▶ _Listed entries_
=====

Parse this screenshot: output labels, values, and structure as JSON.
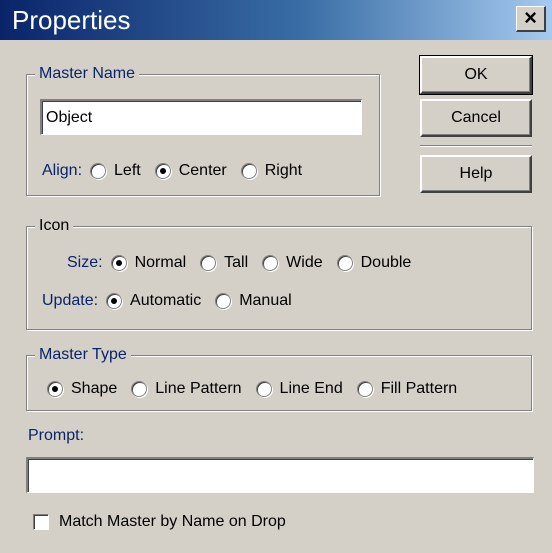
{
  "window": {
    "title": "Properties",
    "close_label": "×"
  },
  "buttons": {
    "ok": "OK",
    "cancel": "Cancel",
    "help": "Help"
  },
  "master_name": {
    "legend": "Master Name",
    "value": "Object",
    "align_label": "Align:",
    "align_options": [
      "Left",
      "Center",
      "Right"
    ],
    "align_selected": "Center"
  },
  "icon": {
    "legend": "Icon",
    "size_label": "Size:",
    "size_options": [
      "Normal",
      "Tall",
      "Wide",
      "Double"
    ],
    "size_selected": "Normal",
    "update_label": "Update:",
    "update_options": [
      "Automatic",
      "Manual"
    ],
    "update_selected": "Automatic"
  },
  "master_type": {
    "legend": "Master Type",
    "options": [
      "Shape",
      "Line Pattern",
      "Line End",
      "Fill Pattern"
    ],
    "selected": "Shape"
  },
  "prompt": {
    "label": "Prompt:",
    "value": ""
  },
  "match_master": {
    "label": "Match Master by Name on Drop",
    "checked": false
  },
  "colors": {
    "title_bar_start": "#0a246a",
    "title_bar_end": "#a6caf0",
    "dialog_bg": "#d4d0c8",
    "label_accent": "#0a246a"
  }
}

=====

Omit the images and transcribe all of the records above word for word.

▶ _Solution for this exercise_
Parse this screenshot: output labels, values, and structure as JSON.
{
  "window": {
    "title": "Properties",
    "close_label": "×"
  },
  "buttons": {
    "ok": "OK",
    "cancel": "Cancel",
    "help": "Help"
  },
  "master_name": {
    "legend": "Master Name",
    "value": "Object",
    "align_label": "Align:",
    "align_options": [
      "Left",
      "Center",
      "Right"
    ],
    "align_selected": "Center"
  },
  "icon": {
    "legend": "Icon",
    "size_label": "Size:",
    "size_options": [
      "Normal",
      "Tall",
      "Wide",
      "Double"
    ],
    "size_selected": "Normal",
    "update_label": "Update:",
    "update_options": [
      "Automatic",
      "Manual"
    ],
    "update_selected": "Automatic"
  },
  "master_type": {
    "legend": "Master Type",
    "options": [
      "Shape",
      "Line Pattern",
      "Line End",
      "Fill Pattern"
    ],
    "selected": "Shape"
  },
  "prompt": {
    "label": "Prompt:",
    "value": ""
  },
  "match_master": {
    "label": "Match Master by Name on Drop",
    "checked": false
  },
  "colors": {
    "title_bar_start": "#0a246a",
    "title_bar_end": "#a6caf0",
    "dialog_bg": "#d4d0c8",
    "label_accent": "#0a246a"
  }
}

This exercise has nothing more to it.